■ **Required work**: Exclude the pictures and reproduce the remaining data exactly as written.

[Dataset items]
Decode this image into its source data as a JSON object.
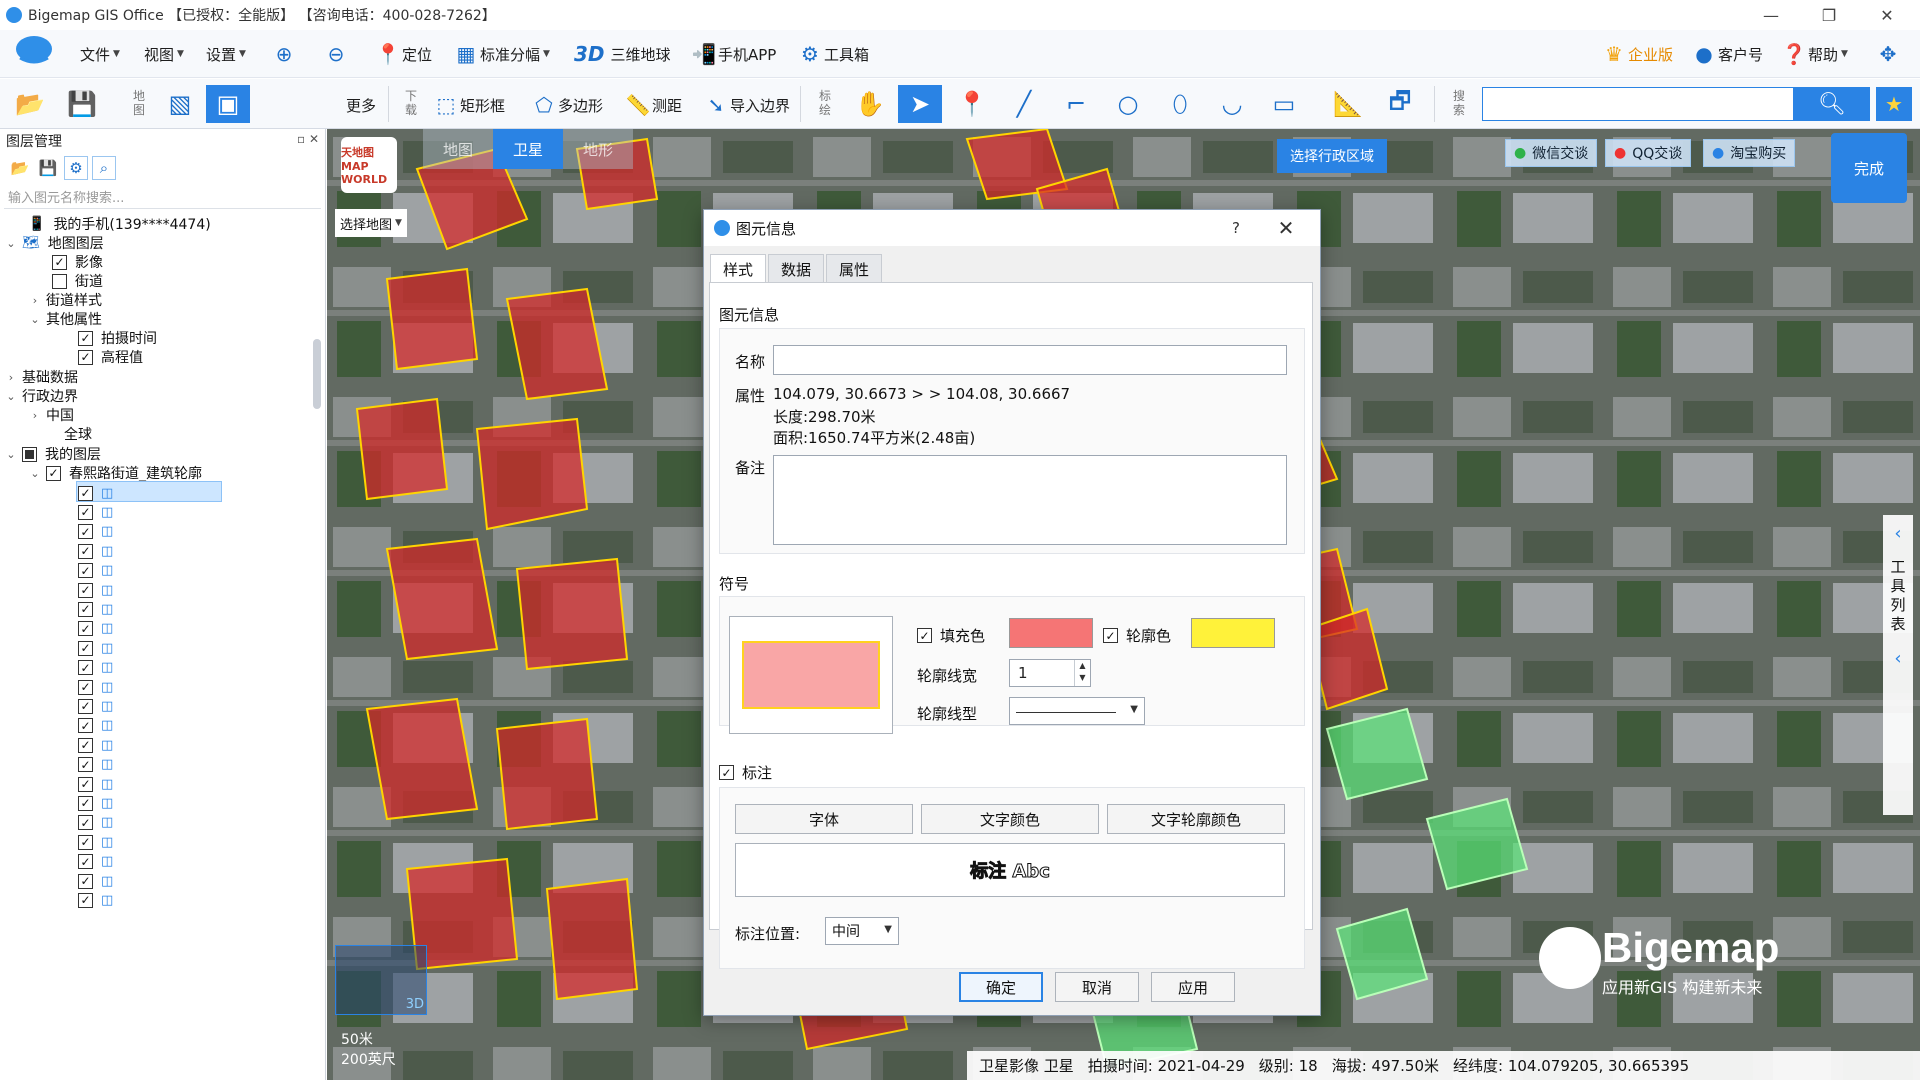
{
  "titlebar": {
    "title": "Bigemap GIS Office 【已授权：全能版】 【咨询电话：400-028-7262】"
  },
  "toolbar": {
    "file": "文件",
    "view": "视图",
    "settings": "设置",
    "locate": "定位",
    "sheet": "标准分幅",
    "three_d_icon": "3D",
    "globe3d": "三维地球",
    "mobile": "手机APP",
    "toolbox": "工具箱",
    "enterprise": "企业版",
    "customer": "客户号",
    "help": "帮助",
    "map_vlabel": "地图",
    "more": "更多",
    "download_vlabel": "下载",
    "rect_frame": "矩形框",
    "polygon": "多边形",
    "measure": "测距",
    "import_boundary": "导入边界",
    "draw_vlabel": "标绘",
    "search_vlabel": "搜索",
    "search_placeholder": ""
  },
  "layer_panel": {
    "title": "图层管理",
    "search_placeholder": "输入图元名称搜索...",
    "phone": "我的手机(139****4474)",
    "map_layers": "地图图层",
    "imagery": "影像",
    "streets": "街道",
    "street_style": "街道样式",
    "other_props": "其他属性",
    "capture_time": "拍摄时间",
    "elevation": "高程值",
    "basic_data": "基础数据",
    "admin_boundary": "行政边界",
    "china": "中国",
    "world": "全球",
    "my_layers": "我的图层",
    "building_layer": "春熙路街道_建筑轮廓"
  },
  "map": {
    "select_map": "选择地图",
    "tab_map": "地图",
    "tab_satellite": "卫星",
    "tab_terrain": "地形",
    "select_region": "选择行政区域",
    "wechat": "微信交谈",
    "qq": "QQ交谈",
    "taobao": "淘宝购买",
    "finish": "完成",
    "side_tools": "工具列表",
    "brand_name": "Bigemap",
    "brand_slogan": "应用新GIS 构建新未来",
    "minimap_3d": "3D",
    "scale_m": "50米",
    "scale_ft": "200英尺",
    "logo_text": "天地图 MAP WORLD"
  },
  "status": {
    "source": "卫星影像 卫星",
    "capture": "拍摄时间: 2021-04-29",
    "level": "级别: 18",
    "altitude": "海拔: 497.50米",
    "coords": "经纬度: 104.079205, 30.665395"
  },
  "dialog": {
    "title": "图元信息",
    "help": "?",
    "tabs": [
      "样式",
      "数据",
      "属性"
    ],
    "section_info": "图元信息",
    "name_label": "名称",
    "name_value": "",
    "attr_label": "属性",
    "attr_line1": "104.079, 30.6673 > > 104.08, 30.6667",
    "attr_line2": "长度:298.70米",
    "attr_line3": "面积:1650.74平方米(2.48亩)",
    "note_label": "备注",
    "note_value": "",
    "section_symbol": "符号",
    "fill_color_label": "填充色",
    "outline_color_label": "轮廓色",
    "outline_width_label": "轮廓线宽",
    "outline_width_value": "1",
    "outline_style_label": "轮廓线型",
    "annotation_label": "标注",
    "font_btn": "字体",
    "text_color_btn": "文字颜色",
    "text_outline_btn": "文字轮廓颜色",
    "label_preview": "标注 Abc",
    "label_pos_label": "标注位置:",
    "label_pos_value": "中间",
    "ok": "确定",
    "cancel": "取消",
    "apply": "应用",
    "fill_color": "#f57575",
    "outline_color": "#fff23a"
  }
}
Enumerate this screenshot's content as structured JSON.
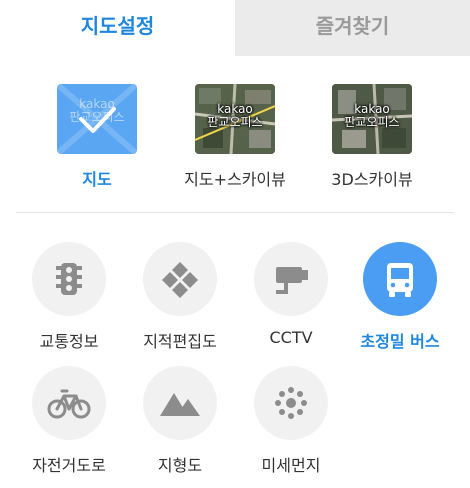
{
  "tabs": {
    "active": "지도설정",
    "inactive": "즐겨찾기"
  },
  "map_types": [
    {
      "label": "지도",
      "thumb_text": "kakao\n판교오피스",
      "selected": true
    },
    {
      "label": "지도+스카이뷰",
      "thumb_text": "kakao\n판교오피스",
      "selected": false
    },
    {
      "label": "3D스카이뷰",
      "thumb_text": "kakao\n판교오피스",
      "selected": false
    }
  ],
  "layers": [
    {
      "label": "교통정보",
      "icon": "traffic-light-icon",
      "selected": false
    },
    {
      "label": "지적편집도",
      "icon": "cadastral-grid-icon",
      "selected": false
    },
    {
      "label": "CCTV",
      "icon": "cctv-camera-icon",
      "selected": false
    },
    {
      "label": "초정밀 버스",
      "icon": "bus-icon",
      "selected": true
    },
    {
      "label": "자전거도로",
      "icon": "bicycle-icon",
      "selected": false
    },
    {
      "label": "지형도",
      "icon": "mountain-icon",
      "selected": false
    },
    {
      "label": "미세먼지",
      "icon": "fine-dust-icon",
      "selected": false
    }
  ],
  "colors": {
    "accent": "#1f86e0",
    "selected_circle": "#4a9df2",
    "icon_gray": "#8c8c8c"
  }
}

■ **Expected answer**:
Decode this image into its source data as a JSON object.
{
  "titlebar": {
    "title": "Bigemap GIS Office 【已授权：全能版】 【咨询电话：400-028-7262】"
  },
  "toolbar": {
    "file": "文件",
    "view": "视图",
    "settings": "设置",
    "locate": "定位",
    "sheet": "标准分幅",
    "three_d_icon": "3D",
    "globe3d": "三维地球",
    "mobile": "手机APP",
    "toolbox": "工具箱",
    "enterprise": "企业版",
    "customer": "客户号",
    "help": "帮助",
    "map_vlabel": "地图",
    "more": "更多",
    "download_vlabel": "下载",
    "rect_frame": "矩形框",
    "polygon": "多边形",
    "measure": "测距",
    "import_boundary": "导入边界",
    "draw_vlabel": "标绘",
    "search_vlabel": "搜索",
    "search_placeholder": ""
  },
  "layer_panel": {
    "title": "图层管理",
    "search_placeholder": "输入图元名称搜索...",
    "phone": "我的手机(139****4474)",
    "map_layers": "地图图层",
    "imagery": "影像",
    "streets": "街道",
    "street_style": "街道样式",
    "other_props": "其他属性",
    "capture_time": "拍摄时间",
    "elevation": "高程值",
    "basic_data": "基础数据",
    "admin_boundary": "行政边界",
    "china": "中国",
    "world": "全球",
    "my_layers": "我的图层",
    "building_layer": "春熙路街道_建筑轮廓"
  },
  "map": {
    "select_map": "选择地图",
    "tab_map": "地图",
    "tab_satellite": "卫星",
    "tab_terrain": "地形",
    "select_region": "选择行政区域",
    "wechat": "微信交谈",
    "qq": "QQ交谈",
    "taobao": "淘宝购买",
    "finish": "完成",
    "side_tools": "工具列表",
    "brand_name": "Bigemap",
    "brand_slogan": "应用新GIS 构建新未来",
    "minimap_3d": "3D",
    "scale_m": "50米",
    "scale_ft": "200英尺",
    "logo_text": "天地图 MAP WORLD"
  },
  "status": {
    "source": "卫星影像 卫星",
    "capture": "拍摄时间: 2021-04-29",
    "level": "级别: 18",
    "altitude": "海拔: 497.50米",
    "coords": "经纬度: 104.079205, 30.665395"
  },
  "dialog": {
    "title": "图元信息",
    "help": "?",
    "tabs": [
      "样式",
      "数据",
      "属性"
    ],
    "section_info": "图元信息",
    "name_label": "名称",
    "name_value": "",
    "attr_label": "属性",
    "attr_line1": "104.079, 30.6673 > > 104.08, 30.6667",
    "attr_line2": "长度:298.70米",
    "attr_line3": "面积:1650.74平方米(2.48亩)",
    "note_label": "备注",
    "note_value": "",
    "section_symbol": "符号",
    "fill_color_label": "填充色",
    "outline_color_label": "轮廓色",
    "outline_width_label": "轮廓线宽",
    "outline_width_value": "1",
    "outline_style_label": "轮廓线型",
    "annotation_label": "标注",
    "font_btn": "字体",
    "text_color_btn": "文字颜色",
    "text_outline_btn": "文字轮廓颜色",
    "label_preview": "标注 Abc",
    "label_pos_label": "标注位置:",
    "label_pos_value": "中间",
    "ok": "确定",
    "cancel": "取消",
    "apply": "应用",
    "fill_color": "#f57575",
    "outline_color": "#fff23a"
  }
}
Enumerate this screenshot's content as structured JSON.
{
  "tabs": {
    "active": "지도설정",
    "inactive": "즐겨찾기"
  },
  "map_types": [
    {
      "label": "지도",
      "thumb_text": "kakao\n판교오피스",
      "selected": true
    },
    {
      "label": "지도+스카이뷰",
      "thumb_text": "kakao\n판교오피스",
      "selected": false
    },
    {
      "label": "3D스카이뷰",
      "thumb_text": "kakao\n판교오피스",
      "selected": false
    }
  ],
  "layers": [
    {
      "label": "교통정보",
      "icon": "traffic-light-icon",
      "selected": false
    },
    {
      "label": "지적편집도",
      "icon": "cadastral-grid-icon",
      "selected": false
    },
    {
      "label": "CCTV",
      "icon": "cctv-camera-icon",
      "selected": false
    },
    {
      "label": "초정밀 버스",
      "icon": "bus-icon",
      "selected": true
    },
    {
      "label": "자전거도로",
      "icon": "bicycle-icon",
      "selected": false
    },
    {
      "label": "지형도",
      "icon": "mountain-icon",
      "selected": false
    },
    {
      "label": "미세먼지",
      "icon": "fine-dust-icon",
      "selected": false
    }
  ],
  "colors": {
    "accent": "#1f86e0",
    "selected_circle": "#4a9df2",
    "icon_gray": "#8c8c8c"
  }
}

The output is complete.